Excerpts from a figure dataset
__________________________________________________
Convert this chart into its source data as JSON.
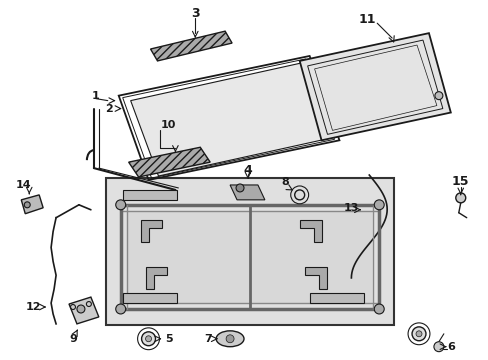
{
  "bg_color": "#ffffff",
  "fig_width": 4.89,
  "fig_height": 3.6,
  "dpi": 100,
  "lc": "#1a1a1a",
  "pc": "#444444",
  "box_fill": "#e0e0e0",
  "box_edge": "#333333",
  "gray_light": "#cccccc",
  "gray_mid": "#999999",
  "hatch_color": "#555555"
}
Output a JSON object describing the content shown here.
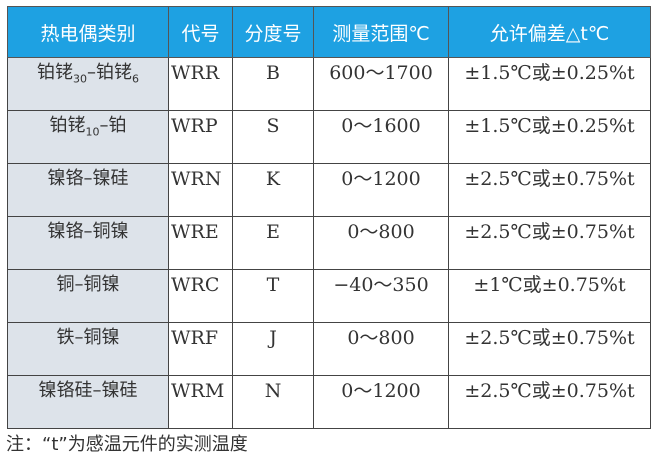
{
  "headers": [
    "热电偶类别",
    "代号",
    "分度号",
    "测量范围℃",
    "允许偏差△t℃"
  ],
  "rows": [
    {
      "type_main": "铂铑",
      "sub1": "30",
      "mid": "–铂铑",
      "sub2": "6",
      "code": "WRR",
      "grad": "B",
      "range": "600～1700",
      "tol": "±1.5℃或±0.25%t"
    },
    {
      "type_main": "铂铑",
      "sub1": "10",
      "mid": "–铂",
      "sub2": "",
      "code": "WRP",
      "grad": "S",
      "range": "0～1600",
      "tol": "±1.5℃或±0.25%t"
    },
    {
      "type_main": "镍铬–镍硅",
      "sub1": "",
      "mid": "",
      "sub2": "",
      "code": "WRN",
      "grad": "K",
      "range": "0～1200",
      "tol": "±2.5℃或±0.75%t"
    },
    {
      "type_main": "镍铬–铜镍",
      "sub1": "",
      "mid": "",
      "sub2": "",
      "code": "WRE",
      "grad": "E",
      "range": "0～800",
      "tol": "±2.5℃或±0.75%t"
    },
    {
      "type_main": "铜–铜镍",
      "sub1": "",
      "mid": "",
      "sub2": "",
      "code": "WRC",
      "grad": "T",
      "range": "−40～350",
      "tol": "±1℃或±0.75%t"
    },
    {
      "type_main": "铁–铜镍",
      "sub1": "",
      "mid": "",
      "sub2": "",
      "code": "WRF",
      "grad": "J",
      "range": "0～800",
      "tol": "±2.5℃或±0.75%t"
    },
    {
      "type_main": "镍铬硅–镍硅",
      "sub1": "",
      "mid": "",
      "sub2": "",
      "code": "WRM",
      "grad": "N",
      "range": "0～1200",
      "tol": "±2.5℃或±0.75%t"
    }
  ],
  "note": "注：“t”为感温元件的实测温度"
}
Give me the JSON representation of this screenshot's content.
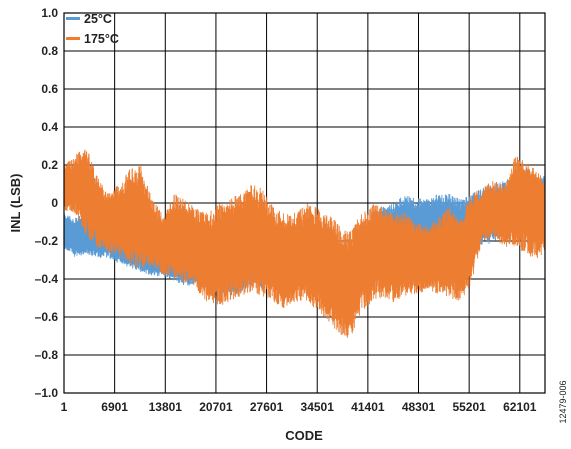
__________________________________________________
Given task. Using the listing above, gather each line that holds the string "content" and copy it.

Correct result.
Output a JSON object describing the content shown here.
Give me the JSON representation of this screenshot's content.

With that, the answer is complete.